- **Document text**:

--*--

# Slow Internet after Installing Graphics Card



## HiddenSecrets

Hey guys,

Finally, after 2 months of research, phone calls, asking friends, family members, ect... I'm hear to ask the ones who I should of asked a long time ago...

For the past couple of months I've been running into some problems with my desktop. Before, I purchased the desktop I was using a HP Pavilion laptop for awhile. Then, decided to run a second monitor HP 2211x with the laptop. Which, worked great for a few months and then started lagging. So, I decided to invest in a more powerful machine a desktop ASUS PowerSpec B728 with an Intel Core i7-6700 Processor 3.40Hz with the HP 2211x monitor. It worked great!

Then, I decided to invest in 2 -24" Samsung LED SD300 Monitors to run them vertically. The lag came back, due to the dual monitor setup? I guess. So, I went for another leap by purchasing an XFX Radeon RX 470 4gb Graphics Card. Which, started off super smooth. Seeing how perfect everything was running, no lag, no stutter, just complete smoothness I couldn't believe my eyes, it was a huge burst of relief of serotonin into my brain hehe, what a feeling. Then, of course I began to witness slow internet!

So, the only issue I'm having is slow internet. The lagging was only occurring, while I was playing online poker (the only program I use the computer for). Which, the graphics card worked wonders on the lag issues BUT unfortunately for some odd reason ever since I installed the graphics card, my internet has been running terrible.

It's hard to believe I need something else other then the graphics card. The only other thing that comes to mind is a Power Supply, maybe?


If anyone has witnessed this or/and solved the problem. Please, feel free to let me know. It'll be much appreciated.


Desktop Specs:
*ASUS PowerSpec B728*
Intel Core i7-6700 Processor 3.40GHz
Microsoft Windows 7 Professional 64-bit
16GB DDR4-2133 RAM
480GB Solid State Drive
Intel HD Graphics 530 (uninstalled b/c new graphics card)
ASUS 24x DVDRW Drive
Multi-in-One Memory Card Reader
10/100/1000 Network
802.11ac Wireless

Monitor Specs: (if needed)
*Samsung LED SD 300*
Game Mode
Magic Upscale
Tilt
MEGA Dynamic Contrast
1920 x 1080

Graphics Card Specs:
*XFX Radeon RX 470 4gb*
[Ghost 4.0] Thermal Technology
[Zero DB] Auto Load Sensing Fan
[Hard Swap] Interchangeable Fan
DirectX 12 Optimized
FinFET 14
HDR Ready
AMD FreeSync Technology
4th Generation GCN
AMD LiquidVR Technology
AMD Virtual Super Resolution (VSR)
Radeon Software
Vulkan Ready
AMD Crossfire Technology
AMD XConnect Ready
AMD Eyefinity Technology
PCI Express 3.0 Support
OpenGL 4.5 Support
OpenCL Support
Displayport 1.4
HDMI 2.0b


Thanks in advance!

--*--

- **Dataset excerpt**:
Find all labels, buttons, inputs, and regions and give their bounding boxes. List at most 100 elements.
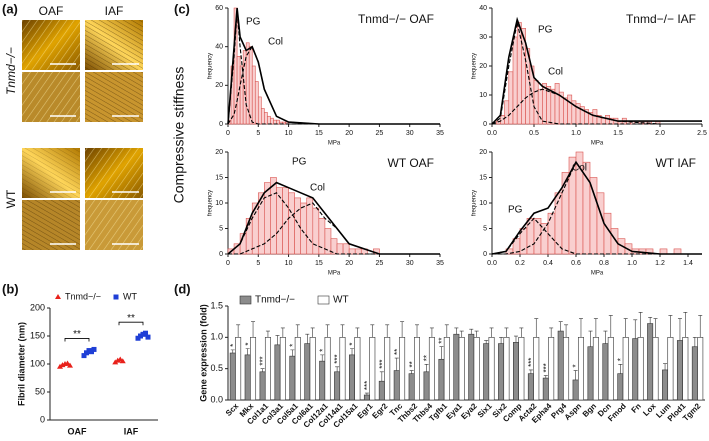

--*--

- **What the task asks**:
Pick up the forum thread about slow internet after installing a graphics card from the point where it stops. None of the material is needed for this.

- **Task answer**:
----------



## johnb35

What is the exact model number of power supply you have?  What speed internet do you pay for?  Go here and do a speedtest and let us know the results.

www.speedtest.net


----------



## HiddenSecrets

I did a bunch of tests today... w/ the dual monitor setup I didn't get more then 0.09 Mbps on download and upload. Then, with the single monitor I received it's full potential, 14.2Mbps download and 21.6 Mbps upload. So, it's something to do with the dual monitor setup. Something isn't powerful enough for me to run them both. At this point, I could see it's not the graphics card.

Evga 400w Power Supply: 100-N1-0400-L1

I have Verizon using WiFi 150/150 internet speed


----------



## johnb35

Power supply is little too weak to be running the rx470  Look at getting a 500 watt unit.  Also, are you running the latest video card drivers?


----------



## Agent Smith

Make sure that when you install the vid drivers that you use a custom install and uncheck all the fluff that seems to come with these drivers anymore. I know Nvidia bundles crap with their drivers that uses telemetry and spies on you so you need to uncheck all that crap. Perhaps AMD has the same thing?


----------



## HiddenSecrets

WOW! I really think this is the time to say, "I changed something." to save my ass for looking like a fool BUT I'm going to man up... I... I... I... had to push the damn plug more into the GPU! Everything is running solid!

Thanks a million, guys. Really appreciate the quick response.

And, a HUGE apology, as well. hehe.


----------



## johnb35

I would still get a higher wattage psu.  You are under powering the video card with that unit.


----------



## HiddenSecrets

You know what, it did only work for such a little time. By unplugging the connector out of the GPU, then plugging it back in I guess it gave it some life for the two monitors to work for such a short amount of time. Which, sums everything up as you stated get a more powerful PSU. Sounds right? I think you nailed it. I'll grab one today.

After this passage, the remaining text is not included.